▶ [STATED PROBLEM]: Reproduce the listing exactly, with no pictures in your copy.

#### RECORDS ####

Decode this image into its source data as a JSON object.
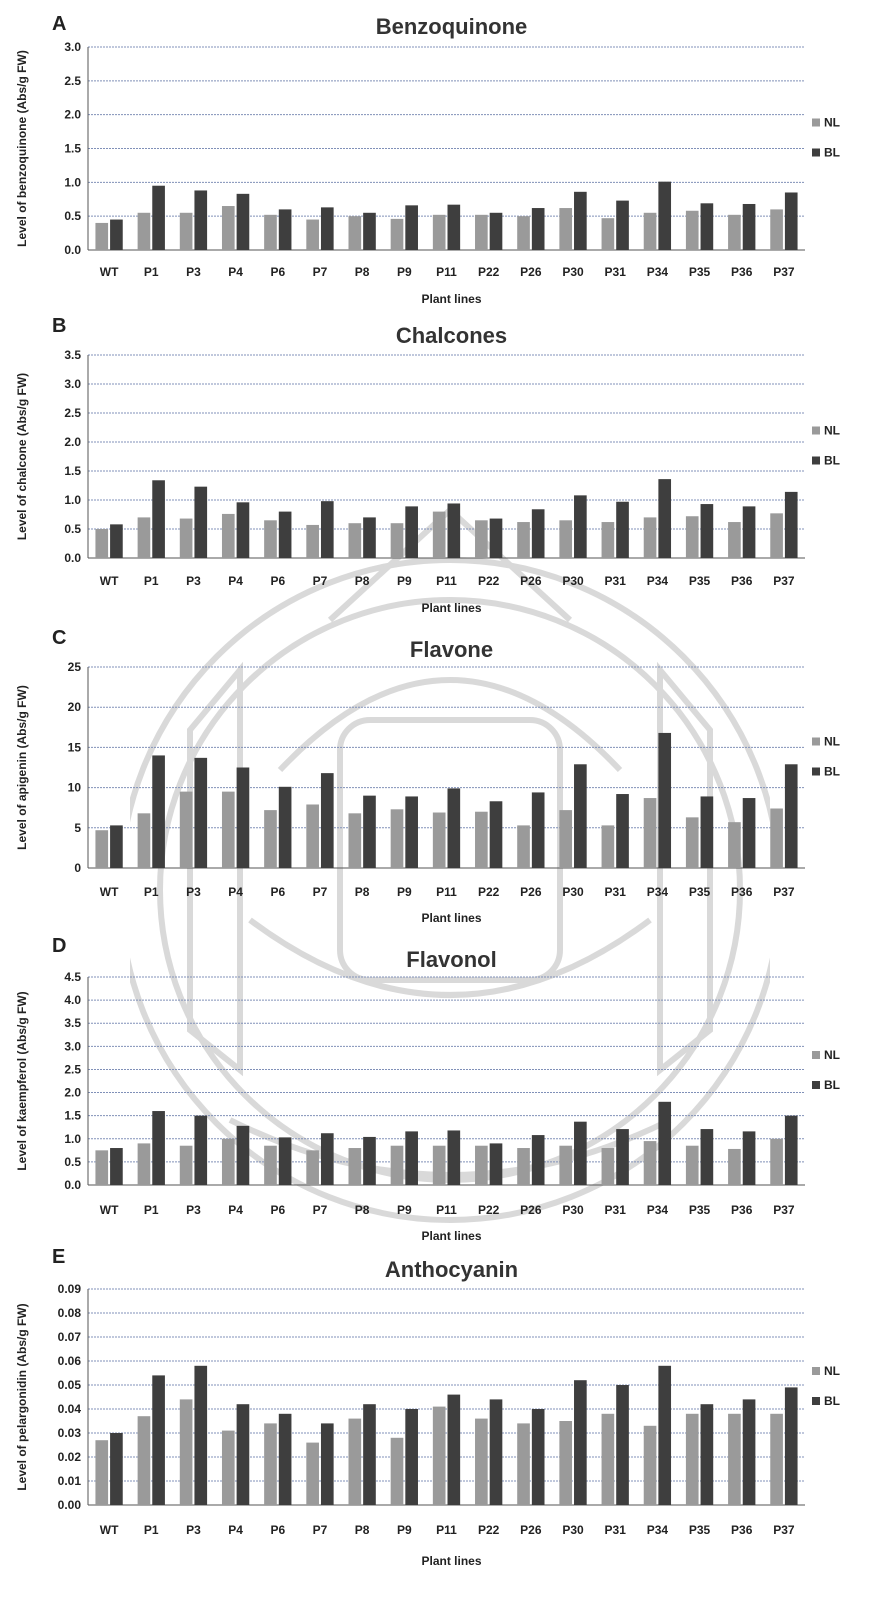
{
  "colors": {
    "nl": "#9a9a9a",
    "bl": "#3e3e3e",
    "grid": "#8090b8",
    "axis": "#555555",
    "watermark": "#b8b8b8"
  },
  "chart_data": [
    {
      "type": "bar",
      "panel": "A",
      "title": "Benzoquinone",
      "xlabel": "Plant lines",
      "ylabel": "Level of benzoquinone (Abs/g FW)",
      "ylim": [
        0,
        3.0
      ],
      "yticks": [
        "0.0",
        "0.5",
        "1.0",
        "1.5",
        "2.0",
        "2.5",
        "3.0"
      ],
      "grid": true,
      "legend": "right",
      "categories": [
        "WT",
        "P1",
        "P3",
        "P4",
        "P6",
        "P7",
        "P8",
        "P9",
        "P11",
        "P22",
        "P26",
        "P30",
        "P31",
        "P34",
        "P35",
        "P36",
        "P37"
      ],
      "series": [
        {
          "name": "NL",
          "values": [
            0.4,
            0.55,
            0.55,
            0.65,
            0.52,
            0.45,
            0.5,
            0.46,
            0.52,
            0.52,
            0.5,
            0.62,
            0.47,
            0.55,
            0.58,
            0.52,
            0.6
          ]
        },
        {
          "name": "BL",
          "values": [
            0.45,
            0.95,
            0.88,
            0.83,
            0.6,
            0.63,
            0.55,
            0.66,
            0.67,
            0.55,
            0.62,
            0.86,
            0.73,
            1.01,
            0.69,
            0.68,
            0.85
          ]
        }
      ]
    },
    {
      "type": "bar",
      "panel": "B",
      "title": "Chalcones",
      "xlabel": "Plant lines",
      "ylabel": "Level of chalcone (Abs/g FW)",
      "ylim": [
        0,
        3.5
      ],
      "yticks": [
        "0.0",
        "0.5",
        "1.0",
        "1.5",
        "2.0",
        "2.5",
        "3.0",
        "3.5"
      ],
      "grid": true,
      "legend": "right",
      "categories": [
        "WT",
        "P1",
        "P3",
        "P4",
        "P6",
        "P7",
        "P8",
        "P9",
        "P11",
        "P22",
        "P26",
        "P30",
        "P31",
        "P34",
        "P35",
        "P36",
        "P37"
      ],
      "series": [
        {
          "name": "NL",
          "values": [
            0.5,
            0.7,
            0.68,
            0.76,
            0.65,
            0.57,
            0.6,
            0.6,
            0.8,
            0.65,
            0.62,
            0.65,
            0.62,
            0.7,
            0.72,
            0.62,
            0.77
          ]
        },
        {
          "name": "BL",
          "values": [
            0.58,
            1.34,
            1.23,
            0.96,
            0.8,
            0.98,
            0.7,
            0.89,
            0.94,
            0.68,
            0.84,
            1.08,
            0.97,
            1.36,
            0.93,
            0.89,
            1.14
          ]
        }
      ]
    },
    {
      "type": "bar",
      "panel": "C",
      "title": "Flavone",
      "xlabel": "Plant lines",
      "ylabel": "Level of apigenin (Abs/g FW)",
      "ylim": [
        0,
        25
      ],
      "yticks": [
        "0",
        "5",
        "10",
        "15",
        "20",
        "25"
      ],
      "grid": true,
      "legend": "right",
      "categories": [
        "WT",
        "P1",
        "P3",
        "P4",
        "P6",
        "P7",
        "P8",
        "P9",
        "P11",
        "P22",
        "P26",
        "P30",
        "P31",
        "P34",
        "P35",
        "P36",
        "P37"
      ],
      "series": [
        {
          "name": "NL",
          "values": [
            4.7,
            6.8,
            9.5,
            9.5,
            7.2,
            7.9,
            6.8,
            7.3,
            6.9,
            7.0,
            5.3,
            7.2,
            5.3,
            8.7,
            6.3,
            5.7,
            7.4
          ]
        },
        {
          "name": "BL",
          "values": [
            5.3,
            14.0,
            13.7,
            12.5,
            10.1,
            11.8,
            9.0,
            8.9,
            9.9,
            8.3,
            9.4,
            12.9,
            9.2,
            16.8,
            8.9,
            8.7,
            12.9
          ]
        }
      ]
    },
    {
      "type": "bar",
      "panel": "D",
      "title": "Flavonol",
      "xlabel": "Plant lines",
      "ylabel": "Level of kaempferol (Abs/g FW)",
      "ylim": [
        0,
        4.5
      ],
      "yticks": [
        "0.0",
        "0.5",
        "1.0",
        "1.5",
        "2.0",
        "2.5",
        "3.0",
        "3.5",
        "4.0",
        "4.5"
      ],
      "grid": true,
      "legend": "right",
      "categories": [
        "WT",
        "P1",
        "P3",
        "P4",
        "P6",
        "P7",
        "P8",
        "P9",
        "P11",
        "P22",
        "P26",
        "P30",
        "P31",
        "P34",
        "P35",
        "P36",
        "P37"
      ],
      "series": [
        {
          "name": "NL",
          "values": [
            0.75,
            0.9,
            0.85,
            1.0,
            0.85,
            0.75,
            0.8,
            0.85,
            0.85,
            0.85,
            0.8,
            0.85,
            0.8,
            0.95,
            0.85,
            0.78,
            1.0
          ]
        },
        {
          "name": "BL",
          "values": [
            0.8,
            1.6,
            1.5,
            1.28,
            1.03,
            1.12,
            1.04,
            1.16,
            1.18,
            0.9,
            1.08,
            1.37,
            1.21,
            1.8,
            1.21,
            1.16,
            1.5
          ]
        }
      ]
    },
    {
      "type": "bar",
      "panel": "E",
      "title": "Anthocyanin",
      "xlabel": "Plant lines",
      "ylabel": "Level of pelargonidin (Abs/g FW)",
      "ylim": [
        0,
        0.09
      ],
      "yticks": [
        "0.00",
        "0.01",
        "0.02",
        "0.03",
        "0.04",
        "0.05",
        "0.06",
        "0.07",
        "0.08",
        "0.09"
      ],
      "grid": true,
      "legend": "right",
      "categories": [
        "WT",
        "P1",
        "P3",
        "P4",
        "P6",
        "P7",
        "P8",
        "P9",
        "P11",
        "P22",
        "P26",
        "P30",
        "P31",
        "P34",
        "P35",
        "P36",
        "P37"
      ],
      "series": [
        {
          "name": "NL",
          "values": [
            0.027,
            0.037,
            0.044,
            0.031,
            0.034,
            0.026,
            0.036,
            0.028,
            0.041,
            0.036,
            0.034,
            0.035,
            0.038,
            0.033,
            0.038,
            0.038,
            0.038
          ]
        },
        {
          "name": "BL",
          "values": [
            0.03,
            0.054,
            0.058,
            0.042,
            0.038,
            0.034,
            0.042,
            0.04,
            0.046,
            0.044,
            0.04,
            0.052,
            0.05,
            0.058,
            0.042,
            0.044,
            0.049
          ]
        }
      ]
    }
  ]
}
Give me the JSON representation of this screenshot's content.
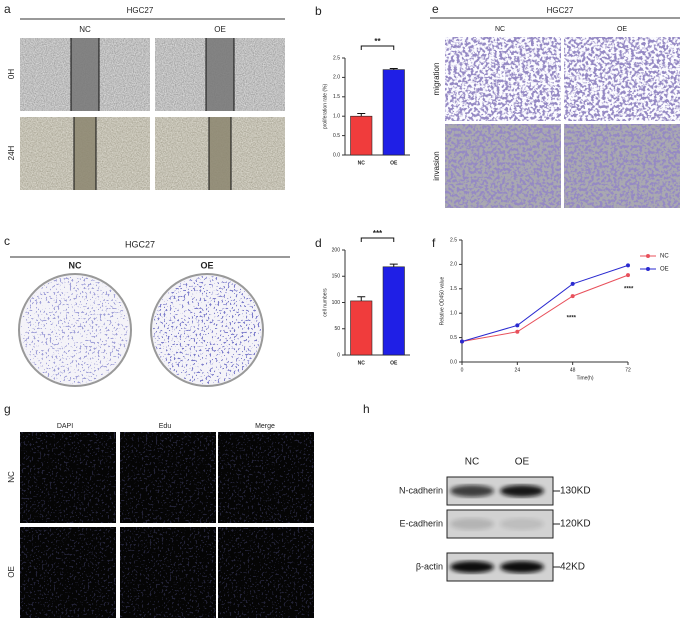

####

▶ [WRITTEN SOLUTION]:
Decode this image into its source data as a JSON object.
{
  "colors": {
    "nl": "#9a9a9a",
    "bl": "#3e3e3e",
    "grid": "#8090b8",
    "axis": "#555555",
    "watermark": "#b8b8b8"
  },
  "chart_data": [
    {
      "type": "bar",
      "panel": "A",
      "title": "Benzoquinone",
      "xlabel": "Plant lines",
      "ylabel": "Level of benzoquinone (Abs/g FW)",
      "ylim": [
        0,
        3.0
      ],
      "yticks": [
        "0.0",
        "0.5",
        "1.0",
        "1.5",
        "2.0",
        "2.5",
        "3.0"
      ],
      "grid": true,
      "legend": "right",
      "categories": [
        "WT",
        "P1",
        "P3",
        "P4",
        "P6",
        "P7",
        "P8",
        "P9",
        "P11",
        "P22",
        "P26",
        "P30",
        "P31",
        "P34",
        "P35",
        "P36",
        "P37"
      ],
      "series": [
        {
          "name": "NL",
          "values": [
            0.4,
            0.55,
            0.55,
            0.65,
            0.52,
            0.45,
            0.5,
            0.46,
            0.52,
            0.52,
            0.5,
            0.62,
            0.47,
            0.55,
            0.58,
            0.52,
            0.6
          ]
        },
        {
          "name": "BL",
          "values": [
            0.45,
            0.95,
            0.88,
            0.83,
            0.6,
            0.63,
            0.55,
            0.66,
            0.67,
            0.55,
            0.62,
            0.86,
            0.73,
            1.01,
            0.69,
            0.68,
            0.85
          ]
        }
      ]
    },
    {
      "type": "bar",
      "panel": "B",
      "title": "Chalcones",
      "xlabel": "Plant lines",
      "ylabel": "Level of chalcone (Abs/g FW)",
      "ylim": [
        0,
        3.5
      ],
      "yticks": [
        "0.0",
        "0.5",
        "1.0",
        "1.5",
        "2.0",
        "2.5",
        "3.0",
        "3.5"
      ],
      "grid": true,
      "legend": "right",
      "categories": [
        "WT",
        "P1",
        "P3",
        "P4",
        "P6",
        "P7",
        "P8",
        "P9",
        "P11",
        "P22",
        "P26",
        "P30",
        "P31",
        "P34",
        "P35",
        "P36",
        "P37"
      ],
      "series": [
        {
          "name": "NL",
          "values": [
            0.5,
            0.7,
            0.68,
            0.76,
            0.65,
            0.57,
            0.6,
            0.6,
            0.8,
            0.65,
            0.62,
            0.65,
            0.62,
            0.7,
            0.72,
            0.62,
            0.77
          ]
        },
        {
          "name": "BL",
          "values": [
            0.58,
            1.34,
            1.23,
            0.96,
            0.8,
            0.98,
            0.7,
            0.89,
            0.94,
            0.68,
            0.84,
            1.08,
            0.97,
            1.36,
            0.93,
            0.89,
            1.14
          ]
        }
      ]
    },
    {
      "type": "bar",
      "panel": "C",
      "title": "Flavone",
      "xlabel": "Plant lines",
      "ylabel": "Level of apigenin (Abs/g FW)",
      "ylim": [
        0,
        25
      ],
      "yticks": [
        "0",
        "5",
        "10",
        "15",
        "20",
        "25"
      ],
      "grid": true,
      "legend": "right",
      "categories": [
        "WT",
        "P1",
        "P3",
        "P4",
        "P6",
        "P7",
        "P8",
        "P9",
        "P11",
        "P22",
        "P26",
        "P30",
        "P31",
        "P34",
        "P35",
        "P36",
        "P37"
      ],
      "series": [
        {
          "name": "NL",
          "values": [
            4.7,
            6.8,
            9.5,
            9.5,
            7.2,
            7.9,
            6.8,
            7.3,
            6.9,
            7.0,
            5.3,
            7.2,
            5.3,
            8.7,
            6.3,
            5.7,
            7.4
          ]
        },
        {
          "name": "BL",
          "values": [
            5.3,
            14.0,
            13.7,
            12.5,
            10.1,
            11.8,
            9.0,
            8.9,
            9.9,
            8.3,
            9.4,
            12.9,
            9.2,
            16.8,
            8.9,
            8.7,
            12.9
          ]
        }
      ]
    },
    {
      "type": "bar",
      "panel": "D",
      "title": "Flavonol",
      "xlabel": "Plant lines",
      "ylabel": "Level of kaempferol (Abs/g FW)",
      "ylim": [
        0,
        4.5
      ],
      "yticks": [
        "0.0",
        "0.5",
        "1.0",
        "1.5",
        "2.0",
        "2.5",
        "3.0",
        "3.5",
        "4.0",
        "4.5"
      ],
      "grid": true,
      "legend": "right",
      "categories": [
        "WT",
        "P1",
        "P3",
        "P4",
        "P6",
        "P7",
        "P8",
        "P9",
        "P11",
        "P22",
        "P26",
        "P30",
        "P31",
        "P34",
        "P35",
        "P36",
        "P37"
      ],
      "series": [
        {
          "name": "NL",
          "values": [
            0.75,
            0.9,
            0.85,
            1.0,
            0.85,
            0.75,
            0.8,
            0.85,
            0.85,
            0.85,
            0.8,
            0.85,
            0.8,
            0.95,
            0.85,
            0.78,
            1.0
          ]
        },
        {
          "name": "BL",
          "values": [
            0.8,
            1.6,
            1.5,
            1.28,
            1.03,
            1.12,
            1.04,
            1.16,
            1.18,
            0.9,
            1.08,
            1.37,
            1.21,
            1.8,
            1.21,
            1.16,
            1.5
          ]
        }
      ]
    },
    {
      "type": "bar",
      "panel": "E",
      "title": "Anthocyanin",
      "xlabel": "Plant lines",
      "ylabel": "Level of pelargonidin (Abs/g FW)",
      "ylim": [
        0,
        0.09
      ],
      "yticks": [
        "0.00",
        "0.01",
        "0.02",
        "0.03",
        "0.04",
        "0.05",
        "0.06",
        "0.07",
        "0.08",
        "0.09"
      ],
      "grid": true,
      "legend": "right",
      "categories": [
        "WT",
        "P1",
        "P3",
        "P4",
        "P6",
        "P7",
        "P8",
        "P9",
        "P11",
        "P22",
        "P26",
        "P30",
        "P31",
        "P34",
        "P35",
        "P36",
        "P37"
      ],
      "series": [
        {
          "name": "NL",
          "values": [
            0.027,
            0.037,
            0.044,
            0.031,
            0.034,
            0.026,
            0.036,
            0.028,
            0.041,
            0.036,
            0.034,
            0.035,
            0.038,
            0.033,
            0.038,
            0.038,
            0.038
          ]
        },
        {
          "name": "BL",
          "values": [
            0.03,
            0.054,
            0.058,
            0.042,
            0.038,
            0.034,
            0.042,
            0.04,
            0.046,
            0.044,
            0.04,
            0.052,
            0.05,
            0.058,
            0.042,
            0.044,
            0.049
          ]
        }
      ]
    }
  ]
}
Give me the JSON representation of this screenshot's content.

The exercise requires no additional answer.